* **Texte à lire**

L’escalade des tensions entre Iran et Israël continue de susciter des réactions au sein de la classe politique congolaise. Pour Exodus Lukombo, cadre du Collectif des communicateurs du Chef de l’État et défenseurs des institutions, la crise actuelle met en évidence une réalité diplomatique majeure, laquelle révèle combien toutes les alliances ne se valent pas lorsqu’une nation se retrouve confrontée à une situation critique.
Selon elle, alors que l’Iran est souvent présenté comme un partenaire stratégique de la Russie et de la Chine, les affrontements récents montrent une absence d’engagement direct et décisif de ces puissances aux côtés de Téhéran.
« Les faits parlent d’eux-mêmes. Lorsqu’un pays traverse une crise majeure, la solidité de ses alliances se mesure dans l’action. Aujourd’hui, l’Iran semble faire face sans un appui concret de ceux qui sont considérés comme ses alliés stratégiques », a-t-elle déclaré.
À l’inverse, souligne-t-elle, les États-Unis ont réaffirmé leur soutien à Israël, ce qui traduit, selon son analyse, une constance dans la défense de leurs partenaires.

* **Votre consigne**
Recopiez à l'identique l'intégralité du texte à lire. Vous n'aurez pas besoin des données.

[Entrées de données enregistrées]
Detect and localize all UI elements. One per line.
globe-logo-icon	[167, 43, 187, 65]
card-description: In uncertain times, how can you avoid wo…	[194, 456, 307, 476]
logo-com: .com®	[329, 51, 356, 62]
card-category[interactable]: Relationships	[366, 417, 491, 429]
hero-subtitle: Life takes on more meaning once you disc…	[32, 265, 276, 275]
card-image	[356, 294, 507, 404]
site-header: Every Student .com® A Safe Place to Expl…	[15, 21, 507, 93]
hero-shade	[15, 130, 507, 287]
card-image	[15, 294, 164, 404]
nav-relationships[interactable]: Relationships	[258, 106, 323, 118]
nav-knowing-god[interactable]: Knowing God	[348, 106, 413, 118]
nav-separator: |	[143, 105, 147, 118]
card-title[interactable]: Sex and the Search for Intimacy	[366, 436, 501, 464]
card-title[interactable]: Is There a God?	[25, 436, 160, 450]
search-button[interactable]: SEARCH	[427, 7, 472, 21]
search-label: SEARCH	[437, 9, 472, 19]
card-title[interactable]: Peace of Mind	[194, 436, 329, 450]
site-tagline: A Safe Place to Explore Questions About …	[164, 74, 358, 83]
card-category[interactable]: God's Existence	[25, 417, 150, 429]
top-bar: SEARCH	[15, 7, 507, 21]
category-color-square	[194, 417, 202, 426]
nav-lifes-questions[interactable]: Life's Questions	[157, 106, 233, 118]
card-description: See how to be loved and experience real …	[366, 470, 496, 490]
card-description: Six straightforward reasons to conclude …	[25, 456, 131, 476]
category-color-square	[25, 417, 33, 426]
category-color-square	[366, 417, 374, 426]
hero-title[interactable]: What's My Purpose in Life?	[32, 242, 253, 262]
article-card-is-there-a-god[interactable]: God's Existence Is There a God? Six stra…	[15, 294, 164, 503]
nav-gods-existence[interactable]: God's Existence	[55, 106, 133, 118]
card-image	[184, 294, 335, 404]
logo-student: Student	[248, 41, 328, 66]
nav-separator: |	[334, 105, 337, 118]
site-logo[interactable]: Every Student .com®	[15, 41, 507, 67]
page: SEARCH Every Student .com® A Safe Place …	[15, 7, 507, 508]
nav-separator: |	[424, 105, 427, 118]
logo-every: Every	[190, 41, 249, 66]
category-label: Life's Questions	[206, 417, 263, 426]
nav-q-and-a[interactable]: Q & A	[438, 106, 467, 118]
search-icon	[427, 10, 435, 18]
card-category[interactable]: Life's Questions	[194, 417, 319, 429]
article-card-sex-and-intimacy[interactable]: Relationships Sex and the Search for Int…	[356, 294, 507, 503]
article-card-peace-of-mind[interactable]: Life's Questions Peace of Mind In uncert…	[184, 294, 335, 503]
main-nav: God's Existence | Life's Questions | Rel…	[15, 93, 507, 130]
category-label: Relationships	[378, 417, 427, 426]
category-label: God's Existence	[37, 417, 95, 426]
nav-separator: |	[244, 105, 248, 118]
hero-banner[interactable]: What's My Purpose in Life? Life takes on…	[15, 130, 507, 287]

* **Résultat obtenu**
L’escalade des tensions entre Iran et Israël continue de susciter des réactions au sein de la classe politique congolaise. Pour Exodus Lukombo, cadre du Collectif des communicateurs du Chef de l’État et défenseurs des institutions, la crise actuelle met en évidence une réalité diplomatique majeure, laquelle révèle combien toutes les alliances ne se valent pas lorsqu’une nation se retrouve confrontée à une situation critique.
Selon elle, alors que l’Iran est souvent présenté comme un partenaire stratégique de la Russie et de la Chine, les affrontements récents montrent une absence d’engagement direct et décisif de ces puissances aux côtés de Téhéran.
« Les faits parlent d’eux-mêmes. Lorsqu’un pays traverse une crise majeure, la solidité de ses alliances se mesure dans l’action. Aujourd’hui, l’Iran semble faire face sans un appui concret de ceux qui sont considérés comme ses alliés stratégiques », a-t-elle déclaré.
À l’inverse, souligne-t-elle, les États-Unis ont réaffirmé leur soutien à Israël, ce qui traduit, selon son analyse, une constance dans la défense de leurs partenaires.